● **Exercise requirements**
Select the lines that contain "Participant" and copy each of them.

>> BEGIN

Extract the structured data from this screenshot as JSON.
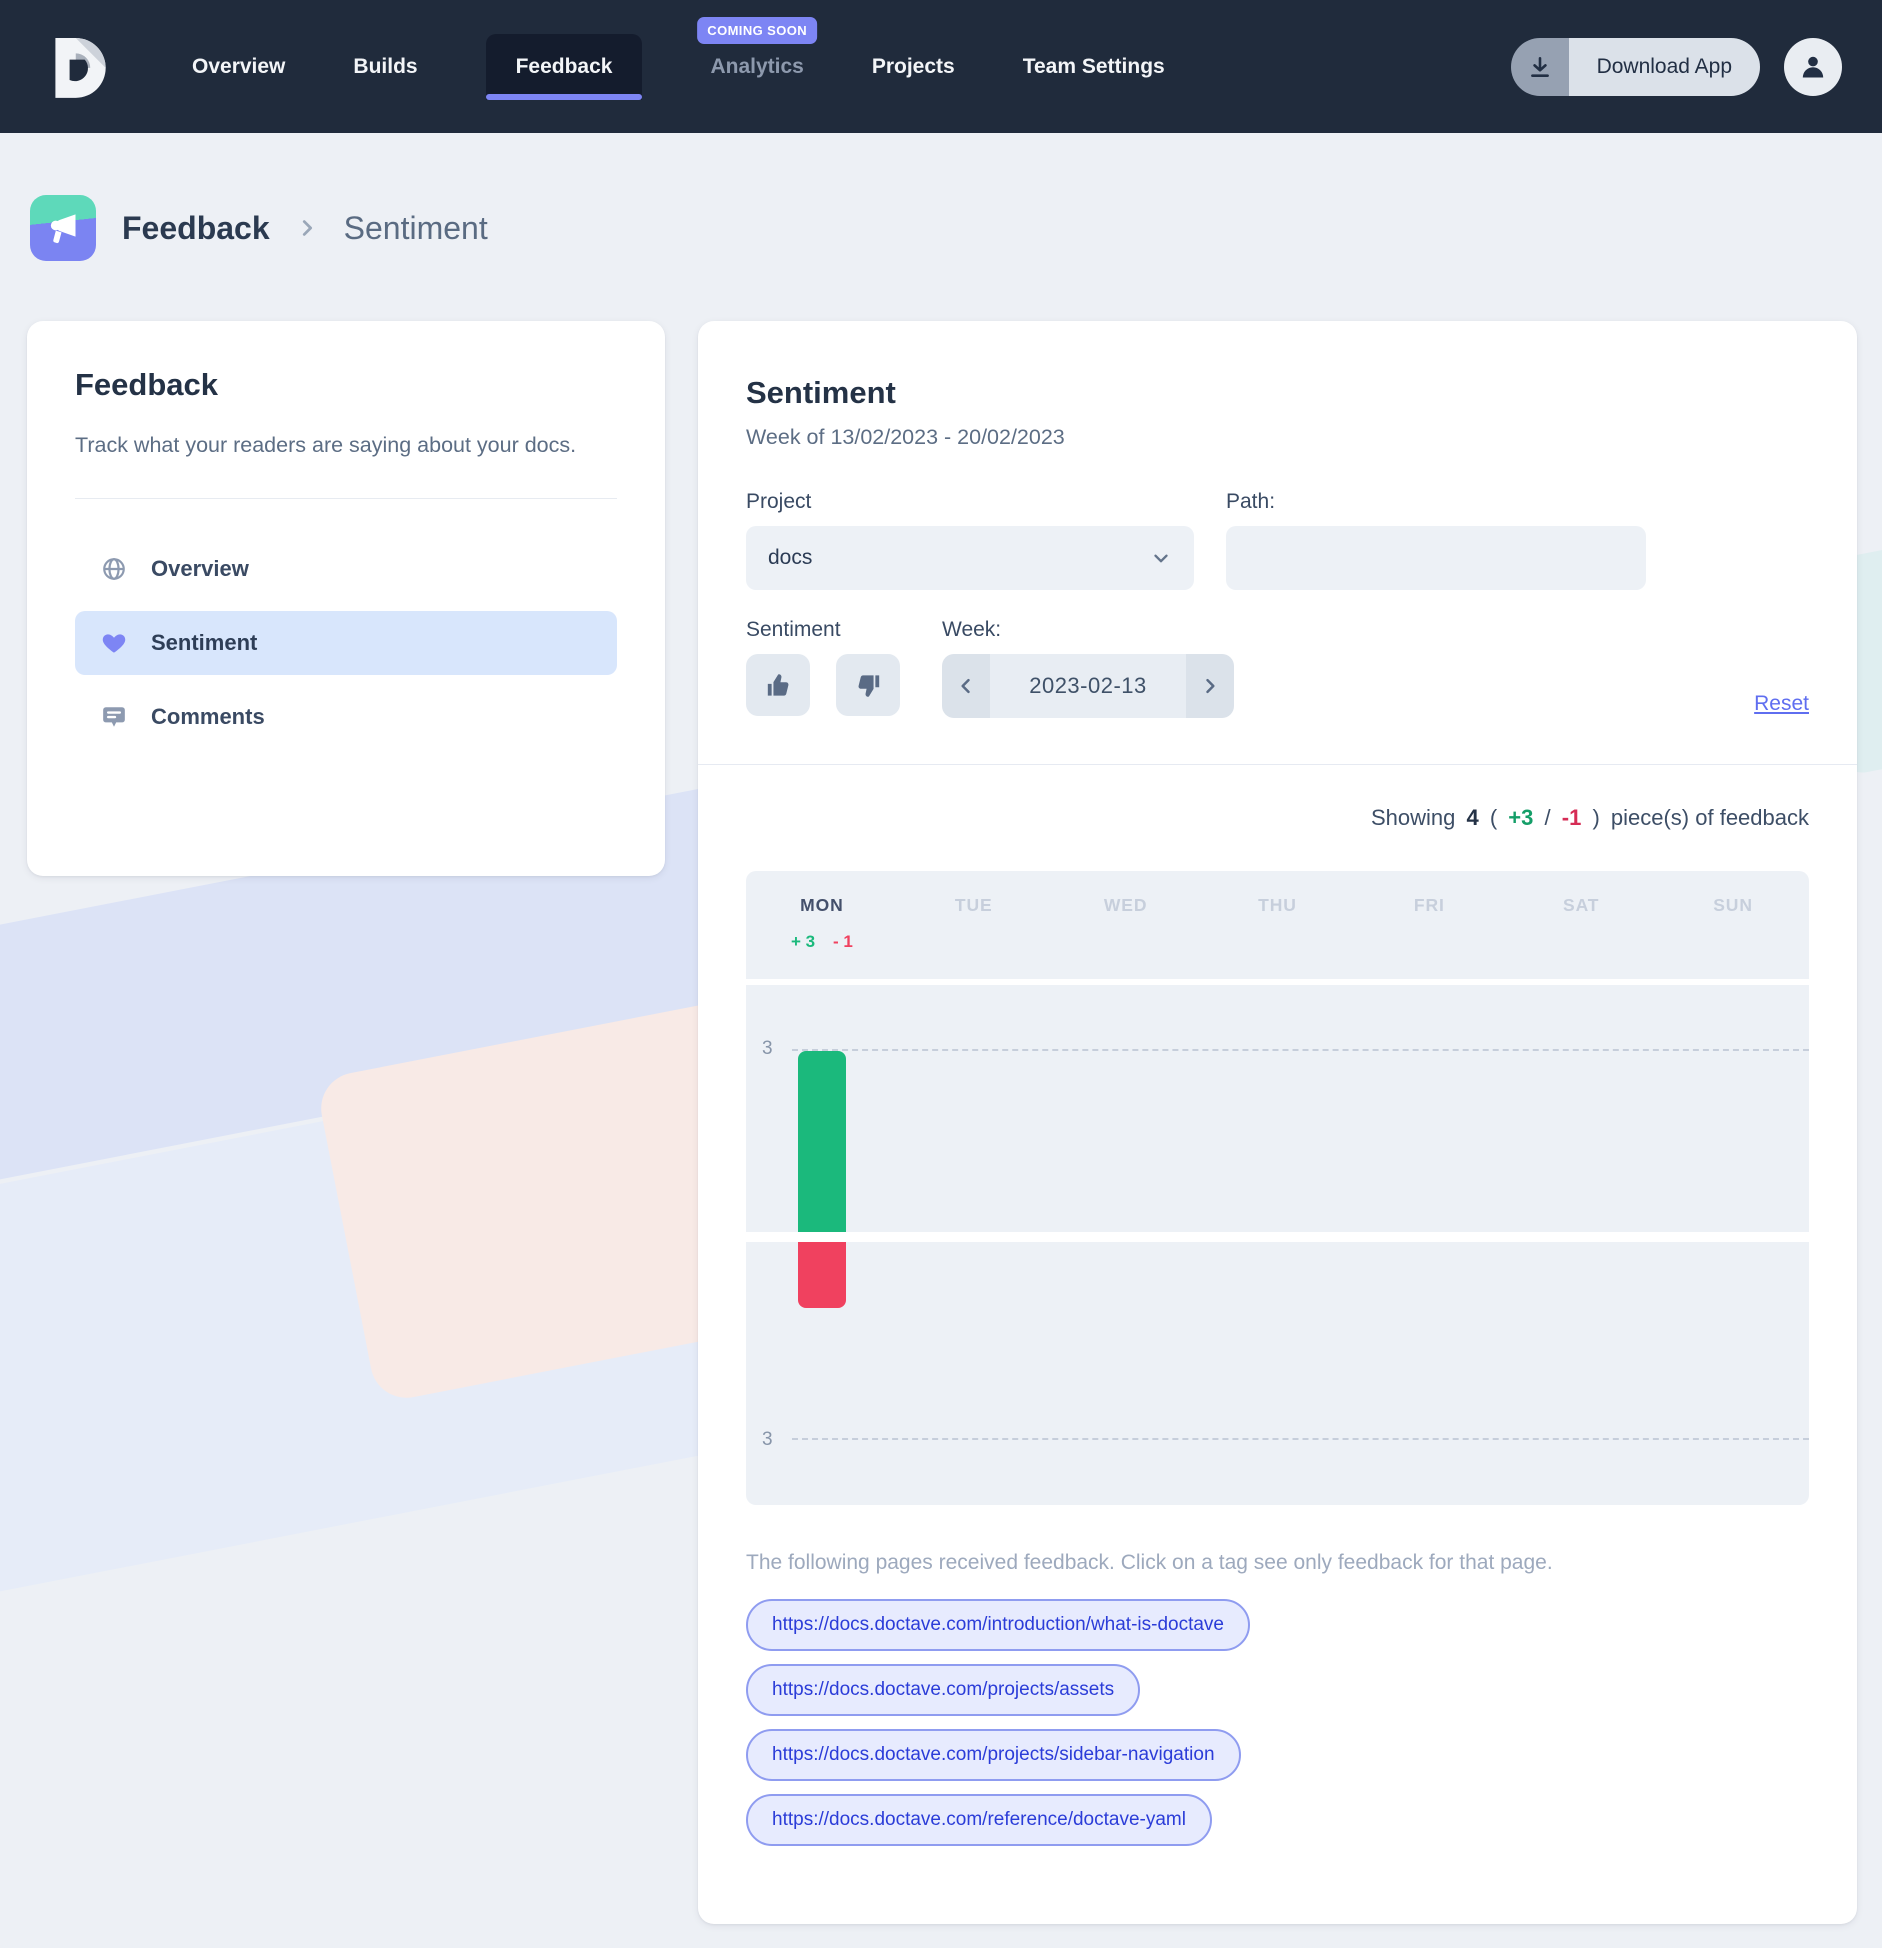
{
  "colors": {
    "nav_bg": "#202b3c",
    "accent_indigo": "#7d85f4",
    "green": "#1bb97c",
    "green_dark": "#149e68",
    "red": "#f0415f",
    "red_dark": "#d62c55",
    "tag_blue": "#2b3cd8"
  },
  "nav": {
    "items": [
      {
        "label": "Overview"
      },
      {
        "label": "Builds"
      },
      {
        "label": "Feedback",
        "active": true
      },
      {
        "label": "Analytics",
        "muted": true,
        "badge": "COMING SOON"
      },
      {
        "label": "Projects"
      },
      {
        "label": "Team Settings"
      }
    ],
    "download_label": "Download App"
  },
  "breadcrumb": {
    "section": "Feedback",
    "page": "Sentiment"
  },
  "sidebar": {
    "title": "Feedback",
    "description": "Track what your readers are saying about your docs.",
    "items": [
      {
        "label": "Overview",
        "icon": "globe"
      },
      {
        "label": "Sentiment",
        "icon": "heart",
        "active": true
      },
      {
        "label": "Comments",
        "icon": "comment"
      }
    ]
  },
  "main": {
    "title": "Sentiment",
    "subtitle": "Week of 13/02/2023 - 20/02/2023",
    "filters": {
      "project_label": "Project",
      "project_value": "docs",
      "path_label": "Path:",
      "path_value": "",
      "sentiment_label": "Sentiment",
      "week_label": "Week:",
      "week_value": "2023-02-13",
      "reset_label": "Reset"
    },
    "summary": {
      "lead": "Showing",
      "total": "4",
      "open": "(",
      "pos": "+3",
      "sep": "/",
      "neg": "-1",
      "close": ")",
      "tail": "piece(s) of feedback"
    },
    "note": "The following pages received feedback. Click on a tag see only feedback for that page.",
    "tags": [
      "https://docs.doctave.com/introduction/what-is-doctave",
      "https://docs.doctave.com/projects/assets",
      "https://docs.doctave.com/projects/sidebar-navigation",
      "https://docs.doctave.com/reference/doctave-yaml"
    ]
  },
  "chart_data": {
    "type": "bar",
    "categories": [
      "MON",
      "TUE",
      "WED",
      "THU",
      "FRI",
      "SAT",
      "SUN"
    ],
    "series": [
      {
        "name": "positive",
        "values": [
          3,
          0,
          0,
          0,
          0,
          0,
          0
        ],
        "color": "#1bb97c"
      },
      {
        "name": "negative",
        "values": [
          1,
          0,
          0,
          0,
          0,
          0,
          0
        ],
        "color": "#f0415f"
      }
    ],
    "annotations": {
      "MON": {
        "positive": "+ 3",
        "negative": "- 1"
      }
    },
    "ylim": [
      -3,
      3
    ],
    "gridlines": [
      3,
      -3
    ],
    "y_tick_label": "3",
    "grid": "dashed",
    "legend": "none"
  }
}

>> END
>> BEGIN

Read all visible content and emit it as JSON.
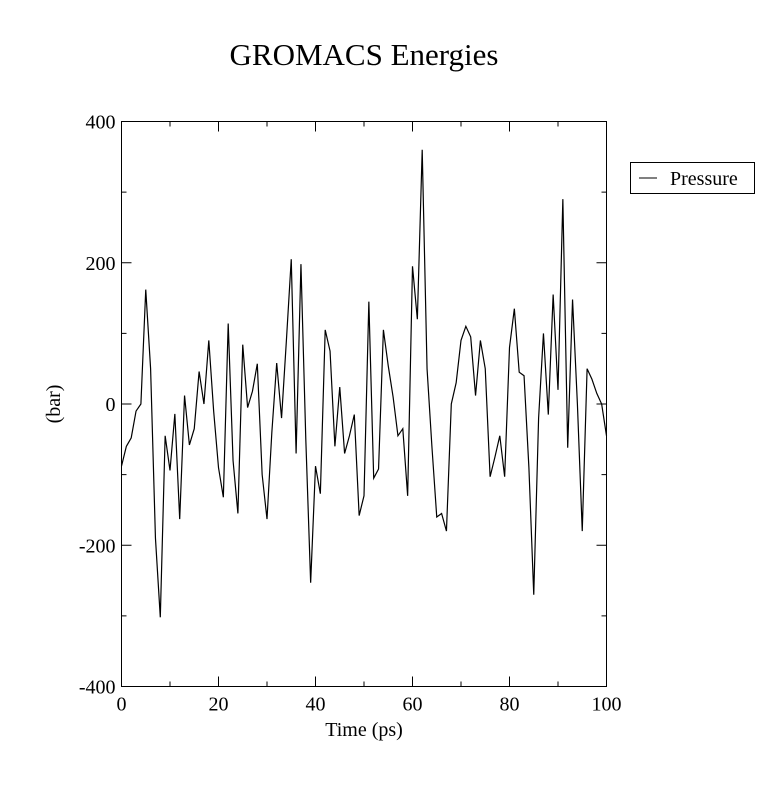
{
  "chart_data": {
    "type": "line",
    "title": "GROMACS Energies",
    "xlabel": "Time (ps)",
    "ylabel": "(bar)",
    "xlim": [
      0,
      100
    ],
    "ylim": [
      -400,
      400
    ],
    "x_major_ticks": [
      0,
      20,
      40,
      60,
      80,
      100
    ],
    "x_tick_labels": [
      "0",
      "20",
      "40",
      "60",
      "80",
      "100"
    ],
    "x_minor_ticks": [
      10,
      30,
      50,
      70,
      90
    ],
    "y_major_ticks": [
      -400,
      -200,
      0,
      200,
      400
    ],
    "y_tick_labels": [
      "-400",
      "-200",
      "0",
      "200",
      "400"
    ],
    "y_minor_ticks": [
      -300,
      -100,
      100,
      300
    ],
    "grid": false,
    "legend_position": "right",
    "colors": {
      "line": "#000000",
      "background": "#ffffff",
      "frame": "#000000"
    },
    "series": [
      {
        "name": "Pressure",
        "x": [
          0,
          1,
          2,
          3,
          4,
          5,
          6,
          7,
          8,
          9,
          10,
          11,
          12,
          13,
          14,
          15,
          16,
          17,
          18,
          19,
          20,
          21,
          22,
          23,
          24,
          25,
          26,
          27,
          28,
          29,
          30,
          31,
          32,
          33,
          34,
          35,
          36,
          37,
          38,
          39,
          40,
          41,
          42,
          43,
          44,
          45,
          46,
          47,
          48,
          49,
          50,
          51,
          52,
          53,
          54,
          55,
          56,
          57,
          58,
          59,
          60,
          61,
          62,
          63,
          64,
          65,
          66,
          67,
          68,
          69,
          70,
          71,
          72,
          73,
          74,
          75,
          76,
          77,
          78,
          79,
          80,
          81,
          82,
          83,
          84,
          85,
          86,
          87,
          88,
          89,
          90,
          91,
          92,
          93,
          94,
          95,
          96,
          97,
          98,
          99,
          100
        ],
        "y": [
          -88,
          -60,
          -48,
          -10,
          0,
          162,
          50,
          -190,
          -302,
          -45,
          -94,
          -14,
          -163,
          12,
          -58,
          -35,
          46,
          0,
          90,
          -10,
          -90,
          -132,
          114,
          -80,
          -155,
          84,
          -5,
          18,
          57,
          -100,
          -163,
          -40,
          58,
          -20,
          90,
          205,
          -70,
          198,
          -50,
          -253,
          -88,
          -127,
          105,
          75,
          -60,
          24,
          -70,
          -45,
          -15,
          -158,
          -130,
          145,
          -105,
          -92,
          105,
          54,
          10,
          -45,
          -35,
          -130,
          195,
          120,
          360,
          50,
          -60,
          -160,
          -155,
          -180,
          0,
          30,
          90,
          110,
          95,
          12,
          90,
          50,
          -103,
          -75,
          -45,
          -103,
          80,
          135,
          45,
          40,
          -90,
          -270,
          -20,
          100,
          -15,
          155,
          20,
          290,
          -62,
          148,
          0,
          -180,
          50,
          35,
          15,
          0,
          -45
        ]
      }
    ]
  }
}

>> END
>> BEGIN

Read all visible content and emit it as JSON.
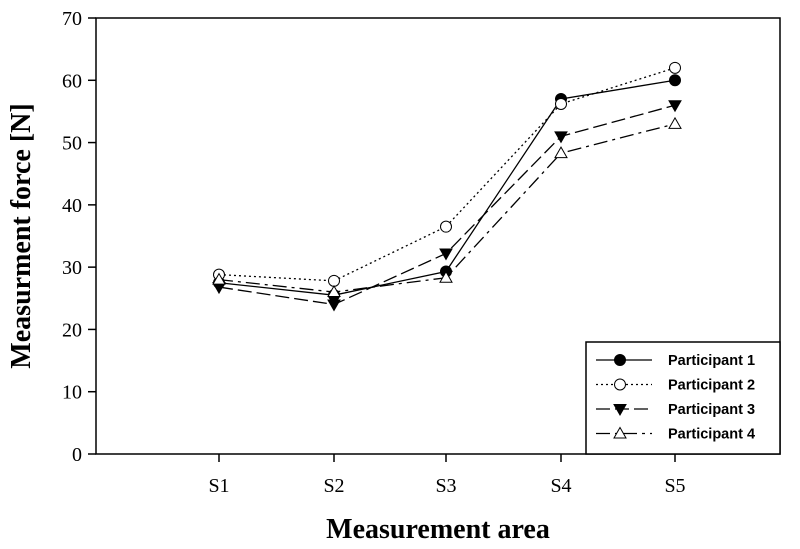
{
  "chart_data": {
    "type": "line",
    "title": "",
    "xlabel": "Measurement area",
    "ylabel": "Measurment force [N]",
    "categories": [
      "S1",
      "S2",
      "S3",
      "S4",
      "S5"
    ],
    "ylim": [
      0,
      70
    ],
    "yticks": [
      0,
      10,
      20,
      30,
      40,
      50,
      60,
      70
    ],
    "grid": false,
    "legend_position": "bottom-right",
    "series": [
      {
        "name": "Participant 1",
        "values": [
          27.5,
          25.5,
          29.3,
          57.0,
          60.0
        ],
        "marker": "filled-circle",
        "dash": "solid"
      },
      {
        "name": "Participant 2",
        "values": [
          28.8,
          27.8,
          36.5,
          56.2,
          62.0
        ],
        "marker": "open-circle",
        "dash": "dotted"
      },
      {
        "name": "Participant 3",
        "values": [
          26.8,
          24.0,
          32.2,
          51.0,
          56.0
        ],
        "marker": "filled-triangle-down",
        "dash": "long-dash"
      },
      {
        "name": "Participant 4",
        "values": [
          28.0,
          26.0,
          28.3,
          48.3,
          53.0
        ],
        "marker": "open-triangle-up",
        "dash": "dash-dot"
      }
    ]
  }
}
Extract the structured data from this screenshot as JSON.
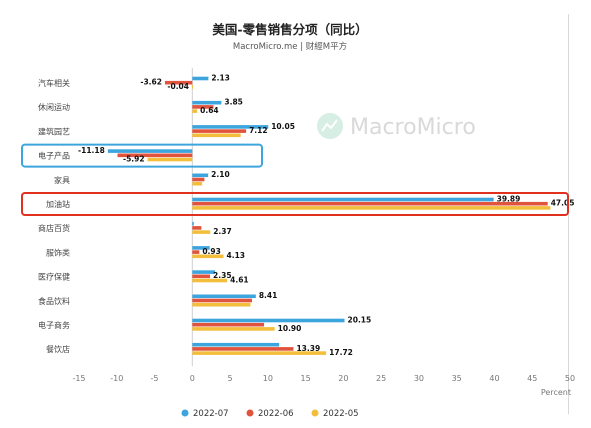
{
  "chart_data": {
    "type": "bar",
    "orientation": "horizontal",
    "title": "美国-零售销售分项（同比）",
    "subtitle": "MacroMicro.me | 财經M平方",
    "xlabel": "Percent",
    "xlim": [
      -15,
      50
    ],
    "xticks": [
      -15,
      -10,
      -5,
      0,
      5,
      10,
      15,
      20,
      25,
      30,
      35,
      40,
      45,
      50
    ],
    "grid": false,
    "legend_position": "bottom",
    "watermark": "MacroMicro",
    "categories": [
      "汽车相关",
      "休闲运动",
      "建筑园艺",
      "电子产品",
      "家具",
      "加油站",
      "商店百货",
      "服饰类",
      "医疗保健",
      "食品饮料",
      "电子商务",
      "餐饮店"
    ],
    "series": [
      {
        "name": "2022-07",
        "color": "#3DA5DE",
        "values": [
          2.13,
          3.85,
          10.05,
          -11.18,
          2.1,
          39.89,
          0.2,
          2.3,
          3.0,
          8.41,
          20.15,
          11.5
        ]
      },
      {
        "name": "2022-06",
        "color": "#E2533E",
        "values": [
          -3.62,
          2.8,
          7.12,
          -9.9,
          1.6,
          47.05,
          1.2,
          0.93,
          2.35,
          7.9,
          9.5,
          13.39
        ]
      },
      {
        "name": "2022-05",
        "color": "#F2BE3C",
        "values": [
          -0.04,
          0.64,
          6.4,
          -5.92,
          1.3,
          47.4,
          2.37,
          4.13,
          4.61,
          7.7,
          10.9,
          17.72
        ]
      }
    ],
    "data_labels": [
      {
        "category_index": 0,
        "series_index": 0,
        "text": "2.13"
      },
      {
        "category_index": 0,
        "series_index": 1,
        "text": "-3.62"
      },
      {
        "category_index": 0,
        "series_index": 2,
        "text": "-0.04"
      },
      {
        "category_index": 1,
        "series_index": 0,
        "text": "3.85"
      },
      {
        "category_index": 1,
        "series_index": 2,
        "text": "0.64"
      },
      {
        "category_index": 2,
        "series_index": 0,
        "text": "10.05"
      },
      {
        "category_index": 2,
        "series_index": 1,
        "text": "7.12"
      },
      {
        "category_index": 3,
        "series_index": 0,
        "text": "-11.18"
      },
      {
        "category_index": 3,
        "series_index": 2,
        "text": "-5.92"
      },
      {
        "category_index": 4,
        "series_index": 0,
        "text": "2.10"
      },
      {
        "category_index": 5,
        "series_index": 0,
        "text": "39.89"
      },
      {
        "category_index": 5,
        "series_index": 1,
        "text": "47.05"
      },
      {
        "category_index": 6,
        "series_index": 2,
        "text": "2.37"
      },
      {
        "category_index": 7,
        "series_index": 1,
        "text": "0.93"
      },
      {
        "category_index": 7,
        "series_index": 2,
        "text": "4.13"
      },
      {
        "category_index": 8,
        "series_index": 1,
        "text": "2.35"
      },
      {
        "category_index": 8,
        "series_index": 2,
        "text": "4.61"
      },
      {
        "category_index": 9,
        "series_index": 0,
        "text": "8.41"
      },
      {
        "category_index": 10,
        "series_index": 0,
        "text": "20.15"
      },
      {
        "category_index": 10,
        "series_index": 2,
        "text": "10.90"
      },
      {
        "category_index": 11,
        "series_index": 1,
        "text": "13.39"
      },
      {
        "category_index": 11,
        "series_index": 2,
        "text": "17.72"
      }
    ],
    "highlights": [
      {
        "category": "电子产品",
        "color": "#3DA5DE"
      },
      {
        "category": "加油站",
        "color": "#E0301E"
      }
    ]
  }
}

>> END

● **Result of the exercise**
        "name": "Participant 1",
        "name": "Participant 2",
        "name": "Participant 3",
        "name": "Participant 4",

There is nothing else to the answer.